In your copy, leave out the pictures; write out all the data exactly.

::: Material

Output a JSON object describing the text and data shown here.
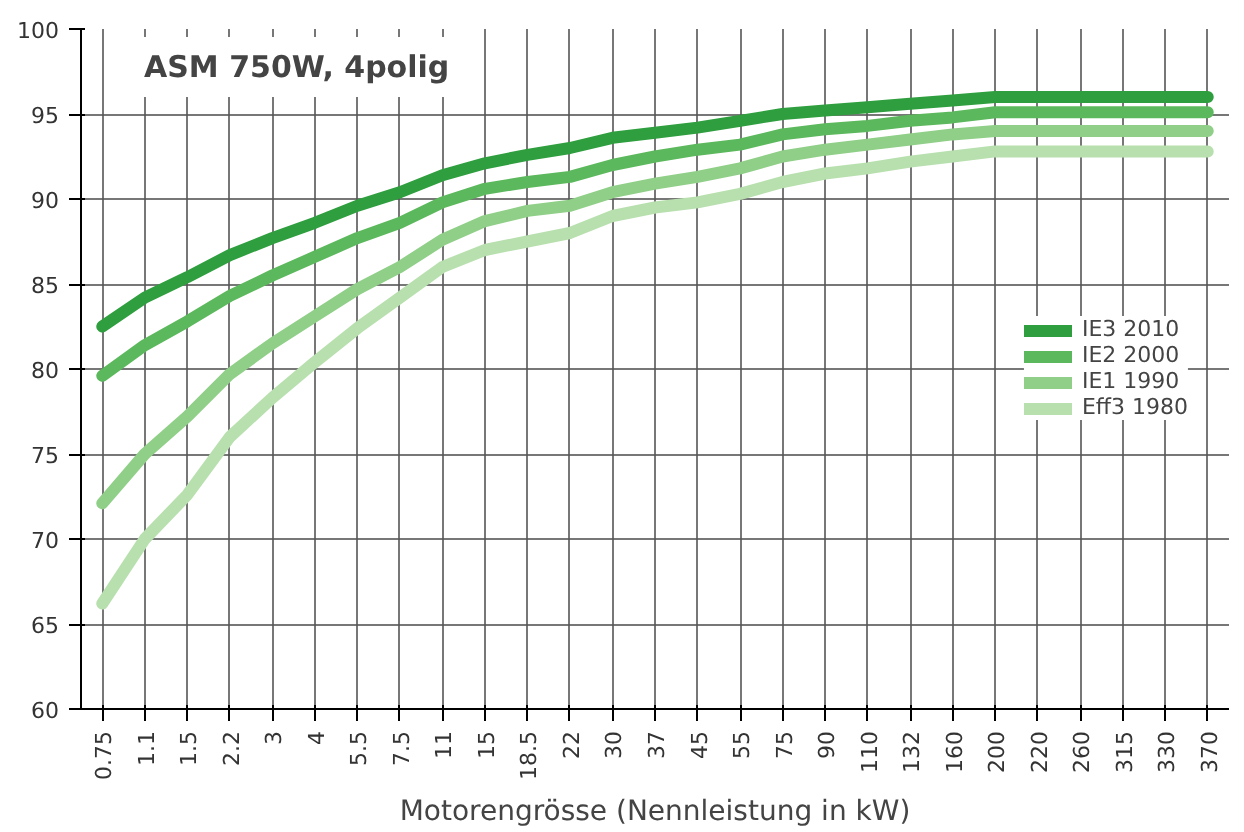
{
  "chart_data": {
    "type": "line",
    "annotations": [
      "ASM 750W, 4polig"
    ],
    "xlabel": "Motorengrösse (Nennleistung in kW)",
    "categories": [
      "0.75",
      "1.1",
      "1.5",
      "2.2",
      "3",
      "4",
      "5.5",
      "7.5",
      "11",
      "15",
      "18.5",
      "22",
      "30",
      "37",
      "45",
      "55",
      "75",
      "90",
      "110",
      "132",
      "160",
      "200",
      "220",
      "260",
      "315",
      "330",
      "370"
    ],
    "ylim": [
      60,
      100
    ],
    "yticks": [
      60,
      65,
      70,
      75,
      80,
      85,
      90,
      95,
      100
    ],
    "grid": true,
    "legend": "right",
    "marker": "none",
    "line_style": "solid",
    "series": [
      {
        "name": "IE3 2010",
        "color": "#2e9e3e",
        "values": [
          82.5,
          84.2,
          85.4,
          86.7,
          87.7,
          88.6,
          89.6,
          90.4,
          91.4,
          92.1,
          92.6,
          93.0,
          93.6,
          93.9,
          94.2,
          94.6,
          95.0,
          95.2,
          95.4,
          95.6,
          95.8,
          96.0,
          96.0,
          96.0,
          96.0,
          96.0,
          96.0
        ]
      },
      {
        "name": "IE2 2000",
        "color": "#5cb85c",
        "values": [
          79.6,
          81.4,
          82.8,
          84.3,
          85.5,
          86.6,
          87.7,
          88.6,
          89.8,
          90.6,
          91.0,
          91.3,
          92.0,
          92.5,
          92.9,
          93.2,
          93.8,
          94.1,
          94.3,
          94.6,
          94.8,
          95.1,
          95.1,
          95.1,
          95.1,
          95.1,
          95.1
        ]
      },
      {
        "name": "IE1 1990",
        "color": "#8fcf87",
        "values": [
          72.1,
          75.0,
          77.2,
          79.7,
          81.5,
          83.1,
          84.7,
          86.0,
          87.6,
          88.7,
          89.3,
          89.6,
          90.4,
          90.9,
          91.3,
          91.8,
          92.5,
          92.9,
          93.2,
          93.5,
          93.8,
          94.0,
          94.0,
          94.0,
          94.0,
          94.0,
          94.0
        ]
      },
      {
        "name": "Eff3 1980",
        "color": "#b8e0ae",
        "values": [
          66.2,
          70.0,
          72.6,
          76.0,
          78.3,
          80.4,
          82.4,
          84.2,
          86.0,
          87.0,
          87.5,
          88.0,
          89.0,
          89.5,
          89.8,
          90.3,
          91.0,
          91.5,
          91.8,
          92.2,
          92.5,
          92.8,
          92.8,
          92.8,
          92.8,
          92.8,
          92.8
        ]
      }
    ]
  }
}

::::::

→ Solved exercise
Output a JSON object describing the text and data shown here.
{
  "chart_data": {
    "type": "line",
    "annotations": [
      "ASM 750W, 4polig"
    ],
    "xlabel": "Motorengrösse (Nennleistung in kW)",
    "categories": [
      "0.75",
      "1.1",
      "1.5",
      "2.2",
      "3",
      "4",
      "5.5",
      "7.5",
      "11",
      "15",
      "18.5",
      "22",
      "30",
      "37",
      "45",
      "55",
      "75",
      "90",
      "110",
      "132",
      "160",
      "200",
      "220",
      "260",
      "315",
      "330",
      "370"
    ],
    "ylim": [
      60,
      100
    ],
    "yticks": [
      60,
      65,
      70,
      75,
      80,
      85,
      90,
      95,
      100
    ],
    "grid": true,
    "legend": "right",
    "marker": "none",
    "line_style": "solid",
    "series": [
      {
        "name": "IE3 2010",
        "color": "#2e9e3e",
        "values": [
          82.5,
          84.2,
          85.4,
          86.7,
          87.7,
          88.6,
          89.6,
          90.4,
          91.4,
          92.1,
          92.6,
          93.0,
          93.6,
          93.9,
          94.2,
          94.6,
          95.0,
          95.2,
          95.4,
          95.6,
          95.8,
          96.0,
          96.0,
          96.0,
          96.0,
          96.0,
          96.0
        ]
      },
      {
        "name": "IE2 2000",
        "color": "#5cb85c",
        "values": [
          79.6,
          81.4,
          82.8,
          84.3,
          85.5,
          86.6,
          87.7,
          88.6,
          89.8,
          90.6,
          91.0,
          91.3,
          92.0,
          92.5,
          92.9,
          93.2,
          93.8,
          94.1,
          94.3,
          94.6,
          94.8,
          95.1,
          95.1,
          95.1,
          95.1,
          95.1,
          95.1
        ]
      },
      {
        "name": "IE1 1990",
        "color": "#8fcf87",
        "values": [
          72.1,
          75.0,
          77.2,
          79.7,
          81.5,
          83.1,
          84.7,
          86.0,
          87.6,
          88.7,
          89.3,
          89.6,
          90.4,
          90.9,
          91.3,
          91.8,
          92.5,
          92.9,
          93.2,
          93.5,
          93.8,
          94.0,
          94.0,
          94.0,
          94.0,
          94.0,
          94.0
        ]
      },
      {
        "name": "Eff3 1980",
        "color": "#b8e0ae",
        "values": [
          66.2,
          70.0,
          72.6,
          76.0,
          78.3,
          80.4,
          82.4,
          84.2,
          86.0,
          87.0,
          87.5,
          88.0,
          89.0,
          89.5,
          89.8,
          90.3,
          91.0,
          91.5,
          91.8,
          92.2,
          92.5,
          92.8,
          92.8,
          92.8,
          92.8,
          92.8,
          92.8
        ]
      }
    ]
  }
}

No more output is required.